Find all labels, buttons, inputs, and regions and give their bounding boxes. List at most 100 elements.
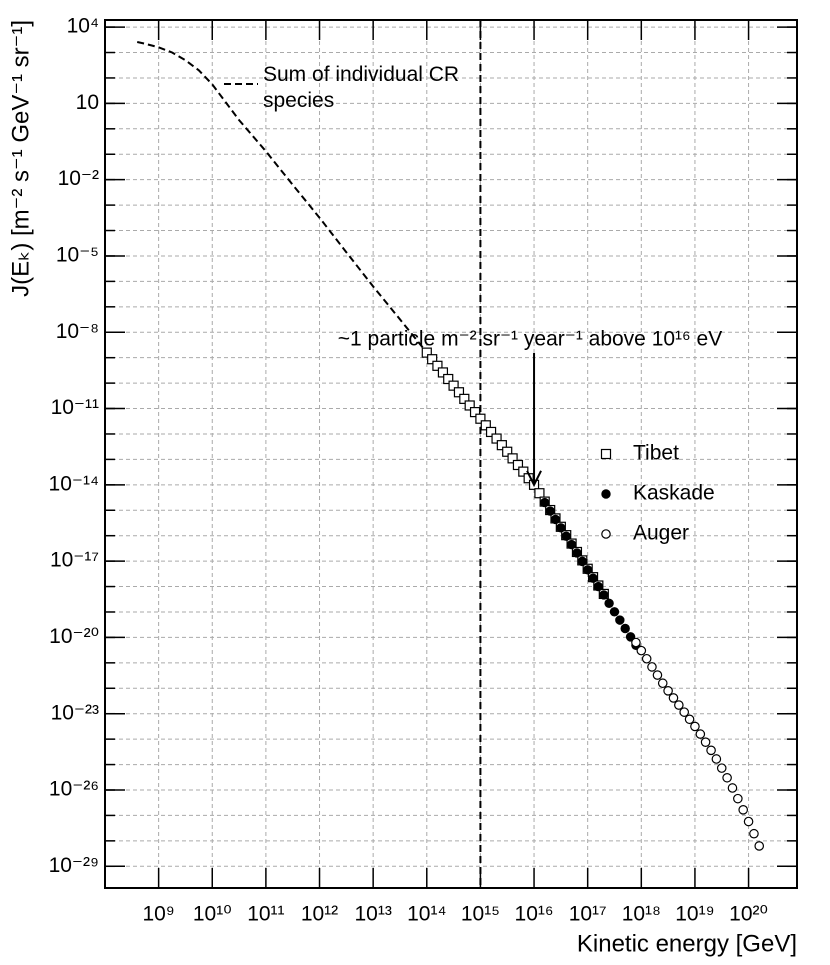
- point: [641, 653, 652, 664]
- point: [593, 581, 604, 592]
- point: [690, 721, 700, 732]
- point: [491, 433, 502, 444]
- point: [485, 426, 497, 438]
- legend-label-box: Sum of individual CR species: [263, 63, 460, 112]
- point: [550, 514, 561, 525]
- point: [512, 459, 524, 471]
- legend-marker: [601, 489, 611, 499]
- y-tick-label: 10⁻⁵: [56, 244, 99, 267]
- point: [679, 707, 690, 717]
- x-tick-label: 10¹⁰: [193, 903, 232, 926]
- y-tick-label: 10⁻¹⁴: [49, 472, 99, 495]
- grid-layer: [105, 20, 797, 888]
- point: [539, 497, 550, 508]
- point: [620, 623, 630, 634]
- x-tick-label: 10¹¹: [247, 903, 284, 926]
- point: [588, 573, 598, 583]
- y-tick-label: 10⁻²⁹: [49, 854, 99, 877]
- point: [684, 714, 695, 725]
- point: [459, 393, 470, 404]
- point: [599, 590, 609, 600]
- point: [727, 783, 738, 793]
- point: [706, 745, 716, 756]
- point: [496, 440, 507, 451]
- point: [604, 598, 614, 609]
- point: [464, 400, 475, 411]
- point: [502, 446, 513, 457]
- arrow-head: [526, 470, 542, 488]
- sum-curve: [136, 41, 428, 354]
- point: [469, 407, 481, 418]
- x-tick-label: 10¹⁹: [675, 903, 714, 926]
- point: [657, 678, 668, 689]
- point: [443, 373, 454, 385]
- point: [668, 693, 679, 703]
- point: [545, 506, 555, 516]
- point: [432, 360, 443, 371]
- point: [636, 645, 647, 656]
- x-tick-label: 10¹³: [354, 903, 391, 926]
- x-tick-label: 10¹⁵: [461, 903, 500, 926]
- x-tick-label: 10¹⁴: [407, 903, 446, 926]
- y-tick-label: 10⁴: [67, 15, 99, 38]
- point: [582, 565, 593, 575]
- point: [427, 354, 438, 365]
- plot-frame: [104, 19, 798, 889]
- point: [716, 763, 727, 773]
- x-tick-label: 10¹²: [301, 903, 338, 926]
- point: [609, 607, 620, 617]
- x-tick-label: 10¹⁷: [569, 903, 607, 926]
- point: [711, 754, 722, 764]
- point: [534, 488, 545, 499]
- y-tick-label: 10⁻⁸: [56, 320, 99, 343]
- y-tick-label: 10⁻²⁰: [49, 625, 99, 648]
- legend-label: Sum of individual CR species: [263, 63, 460, 112]
- point: [700, 737, 711, 747]
- point: [448, 380, 459, 391]
- point: [647, 662, 657, 672]
- y-tick-label: 10⁻¹¹: [51, 396, 99, 419]
- legend-label: Kaskade: [633, 482, 715, 505]
- point: [754, 841, 765, 851]
- point: [572, 548, 582, 558]
- point: [421, 347, 432, 358]
- point: [577, 556, 588, 567]
- point: [561, 531, 571, 541]
- point: [615, 615, 625, 625]
- x-tick-label: 10⁹: [142, 903, 174, 926]
- point: [663, 686, 673, 696]
- point: [631, 637, 641, 648]
- legend-marker: [601, 529, 611, 539]
- x-tick-label: 10¹⁸: [622, 903, 661, 926]
- legend-label: Auger: [633, 522, 689, 545]
- y-tick-label: 10⁻²³: [51, 701, 99, 724]
- point: [507, 453, 518, 464]
- y-tick-label: 10⁻²⁶: [49, 778, 99, 801]
- point: [733, 793, 743, 804]
- point: [674, 700, 684, 710]
- point: [453, 387, 465, 398]
- annotation: ~1 particle m⁻² sr⁻¹ year⁻¹ above 10¹⁶ e…: [338, 328, 722, 351]
- x-tick-label: 10²⁰: [729, 903, 768, 926]
- point: [480, 420, 491, 431]
- point: [556, 523, 566, 533]
- y-axis-title: J(Eₖ) [m⁻² s⁻¹ GeV⁻¹ sr⁻¹]: [7, 20, 34, 297]
- x-axis-title: Kinetic energy [GeV]: [577, 930, 797, 957]
- legend-marker: [600, 448, 612, 460]
- data-layer: [136, 20, 765, 888]
- y-tick-label: 10⁻²: [58, 167, 99, 190]
- y-tick-label: 10⁻¹⁷: [50, 549, 99, 572]
- point: [475, 413, 486, 424]
- y-tick-label: 10: [76, 91, 99, 114]
- point: [652, 670, 663, 680]
- point: [749, 828, 759, 839]
- point: [695, 729, 706, 739]
- point: [722, 772, 732, 783]
- point: [738, 805, 748, 815]
- point: [566, 539, 577, 550]
- point: [743, 816, 754, 827]
- point: [437, 367, 449, 378]
- legend-label: Tibet: [633, 442, 679, 465]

——

## WHAT IS EXPECTED
Collect each line of the data above that contains the string "axis".

## THE OUTPUT
- y-axis-title: J(Eₖ) [m⁻² s⁻¹ GeV⁻¹ sr⁻¹]: [7, 20, 34, 297]
- x-axis-title: Kinetic energy [GeV]: [577, 930, 797, 957]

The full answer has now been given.